TO DO :: Count how many lines contain the word "name". Respond with the number alone.
##### MATERIAL #####
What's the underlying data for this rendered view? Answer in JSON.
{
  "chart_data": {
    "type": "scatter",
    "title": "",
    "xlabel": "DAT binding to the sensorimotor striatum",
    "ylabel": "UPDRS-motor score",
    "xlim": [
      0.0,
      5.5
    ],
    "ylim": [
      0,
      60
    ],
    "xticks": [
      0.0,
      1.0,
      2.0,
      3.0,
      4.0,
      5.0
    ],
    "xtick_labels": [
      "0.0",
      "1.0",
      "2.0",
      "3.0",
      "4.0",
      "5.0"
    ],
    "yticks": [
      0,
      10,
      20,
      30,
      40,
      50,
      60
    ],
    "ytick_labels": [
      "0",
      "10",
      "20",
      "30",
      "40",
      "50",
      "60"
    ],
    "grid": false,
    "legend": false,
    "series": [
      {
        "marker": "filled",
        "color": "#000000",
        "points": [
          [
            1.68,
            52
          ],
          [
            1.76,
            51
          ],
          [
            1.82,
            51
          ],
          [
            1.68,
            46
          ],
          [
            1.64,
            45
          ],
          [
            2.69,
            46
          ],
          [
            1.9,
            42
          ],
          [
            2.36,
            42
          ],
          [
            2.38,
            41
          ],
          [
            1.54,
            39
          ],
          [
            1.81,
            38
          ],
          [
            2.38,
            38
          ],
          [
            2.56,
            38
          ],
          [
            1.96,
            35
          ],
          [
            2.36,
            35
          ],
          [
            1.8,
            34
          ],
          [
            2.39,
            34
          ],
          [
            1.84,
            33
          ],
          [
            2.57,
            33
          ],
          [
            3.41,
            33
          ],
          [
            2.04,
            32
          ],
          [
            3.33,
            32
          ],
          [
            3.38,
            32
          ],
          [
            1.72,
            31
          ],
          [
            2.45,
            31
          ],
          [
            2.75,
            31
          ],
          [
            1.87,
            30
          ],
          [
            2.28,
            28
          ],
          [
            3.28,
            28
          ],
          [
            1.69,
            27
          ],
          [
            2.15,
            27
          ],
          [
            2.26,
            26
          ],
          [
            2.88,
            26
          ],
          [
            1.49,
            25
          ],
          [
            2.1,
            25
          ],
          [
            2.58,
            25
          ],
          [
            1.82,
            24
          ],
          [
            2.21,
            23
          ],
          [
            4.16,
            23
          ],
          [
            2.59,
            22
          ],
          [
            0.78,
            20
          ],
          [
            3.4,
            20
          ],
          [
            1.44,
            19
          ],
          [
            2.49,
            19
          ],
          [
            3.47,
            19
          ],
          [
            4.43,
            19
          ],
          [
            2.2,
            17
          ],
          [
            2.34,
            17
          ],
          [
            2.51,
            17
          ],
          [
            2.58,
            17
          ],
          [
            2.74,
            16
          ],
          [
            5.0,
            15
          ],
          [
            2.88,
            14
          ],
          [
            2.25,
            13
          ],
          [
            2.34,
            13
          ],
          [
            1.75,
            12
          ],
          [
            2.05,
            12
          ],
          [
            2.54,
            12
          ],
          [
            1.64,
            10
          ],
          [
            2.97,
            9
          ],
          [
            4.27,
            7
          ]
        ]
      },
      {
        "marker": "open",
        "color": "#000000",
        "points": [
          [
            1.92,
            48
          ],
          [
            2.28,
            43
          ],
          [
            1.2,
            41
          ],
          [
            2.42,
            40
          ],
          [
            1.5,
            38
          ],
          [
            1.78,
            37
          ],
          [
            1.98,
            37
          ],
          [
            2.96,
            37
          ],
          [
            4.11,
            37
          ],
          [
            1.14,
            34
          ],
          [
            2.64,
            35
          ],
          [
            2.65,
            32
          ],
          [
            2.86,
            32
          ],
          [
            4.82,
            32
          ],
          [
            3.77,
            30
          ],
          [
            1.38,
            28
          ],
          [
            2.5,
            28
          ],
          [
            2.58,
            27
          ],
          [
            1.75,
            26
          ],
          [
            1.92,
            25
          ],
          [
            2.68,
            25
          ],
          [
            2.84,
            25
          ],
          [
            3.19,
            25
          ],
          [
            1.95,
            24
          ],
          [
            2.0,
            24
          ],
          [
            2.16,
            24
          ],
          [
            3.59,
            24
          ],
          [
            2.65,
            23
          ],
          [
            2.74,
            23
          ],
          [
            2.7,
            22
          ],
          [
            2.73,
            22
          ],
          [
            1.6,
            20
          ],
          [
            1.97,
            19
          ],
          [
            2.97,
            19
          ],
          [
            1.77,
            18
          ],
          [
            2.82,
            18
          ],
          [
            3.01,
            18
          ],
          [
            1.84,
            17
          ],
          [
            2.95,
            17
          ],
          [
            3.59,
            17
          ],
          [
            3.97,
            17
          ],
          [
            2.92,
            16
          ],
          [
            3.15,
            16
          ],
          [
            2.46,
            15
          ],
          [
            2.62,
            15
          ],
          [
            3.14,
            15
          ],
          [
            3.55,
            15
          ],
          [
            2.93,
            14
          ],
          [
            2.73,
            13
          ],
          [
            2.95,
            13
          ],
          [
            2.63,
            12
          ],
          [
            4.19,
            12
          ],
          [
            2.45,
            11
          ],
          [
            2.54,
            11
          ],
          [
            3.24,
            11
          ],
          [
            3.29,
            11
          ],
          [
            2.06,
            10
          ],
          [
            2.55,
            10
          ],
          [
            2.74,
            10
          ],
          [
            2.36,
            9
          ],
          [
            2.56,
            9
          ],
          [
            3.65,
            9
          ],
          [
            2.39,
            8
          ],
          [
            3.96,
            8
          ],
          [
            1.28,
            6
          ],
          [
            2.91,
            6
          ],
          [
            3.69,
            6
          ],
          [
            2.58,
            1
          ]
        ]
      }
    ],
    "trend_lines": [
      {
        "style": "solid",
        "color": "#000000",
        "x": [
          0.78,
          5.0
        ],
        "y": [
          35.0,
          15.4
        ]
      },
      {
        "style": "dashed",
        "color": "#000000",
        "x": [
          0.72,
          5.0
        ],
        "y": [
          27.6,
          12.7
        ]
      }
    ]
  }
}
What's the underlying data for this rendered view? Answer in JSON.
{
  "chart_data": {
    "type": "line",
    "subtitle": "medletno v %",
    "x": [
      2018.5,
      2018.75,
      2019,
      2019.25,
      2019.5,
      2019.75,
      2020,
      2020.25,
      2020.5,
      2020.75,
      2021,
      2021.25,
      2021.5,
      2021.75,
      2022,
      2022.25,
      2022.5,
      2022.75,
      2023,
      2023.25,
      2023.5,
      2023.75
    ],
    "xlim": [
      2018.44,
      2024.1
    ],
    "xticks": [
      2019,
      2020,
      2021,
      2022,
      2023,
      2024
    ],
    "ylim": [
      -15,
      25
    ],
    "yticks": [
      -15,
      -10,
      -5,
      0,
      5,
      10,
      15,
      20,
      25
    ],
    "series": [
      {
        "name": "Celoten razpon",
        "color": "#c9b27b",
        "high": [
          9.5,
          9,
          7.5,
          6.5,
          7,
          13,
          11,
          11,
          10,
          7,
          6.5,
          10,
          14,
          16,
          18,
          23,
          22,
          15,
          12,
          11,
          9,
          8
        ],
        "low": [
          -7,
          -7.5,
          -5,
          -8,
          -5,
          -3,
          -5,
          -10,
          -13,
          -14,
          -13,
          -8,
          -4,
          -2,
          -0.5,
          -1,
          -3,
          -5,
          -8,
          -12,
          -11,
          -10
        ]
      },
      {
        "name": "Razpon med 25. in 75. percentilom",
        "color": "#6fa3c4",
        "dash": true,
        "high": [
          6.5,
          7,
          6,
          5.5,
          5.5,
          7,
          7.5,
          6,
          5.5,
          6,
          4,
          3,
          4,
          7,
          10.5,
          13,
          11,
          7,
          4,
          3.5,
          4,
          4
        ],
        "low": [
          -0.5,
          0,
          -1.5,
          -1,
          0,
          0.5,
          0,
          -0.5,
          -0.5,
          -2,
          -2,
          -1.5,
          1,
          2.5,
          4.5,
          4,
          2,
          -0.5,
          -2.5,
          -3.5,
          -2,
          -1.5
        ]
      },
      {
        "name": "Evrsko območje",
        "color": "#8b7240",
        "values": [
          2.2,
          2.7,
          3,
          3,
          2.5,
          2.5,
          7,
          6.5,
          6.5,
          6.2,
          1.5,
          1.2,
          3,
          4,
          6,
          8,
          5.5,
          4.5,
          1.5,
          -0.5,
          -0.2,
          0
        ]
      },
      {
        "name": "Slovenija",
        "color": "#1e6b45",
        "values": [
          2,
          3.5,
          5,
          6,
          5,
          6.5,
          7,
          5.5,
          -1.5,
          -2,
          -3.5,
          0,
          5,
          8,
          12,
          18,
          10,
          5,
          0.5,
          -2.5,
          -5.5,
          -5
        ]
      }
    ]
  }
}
#####
REPLY :: 4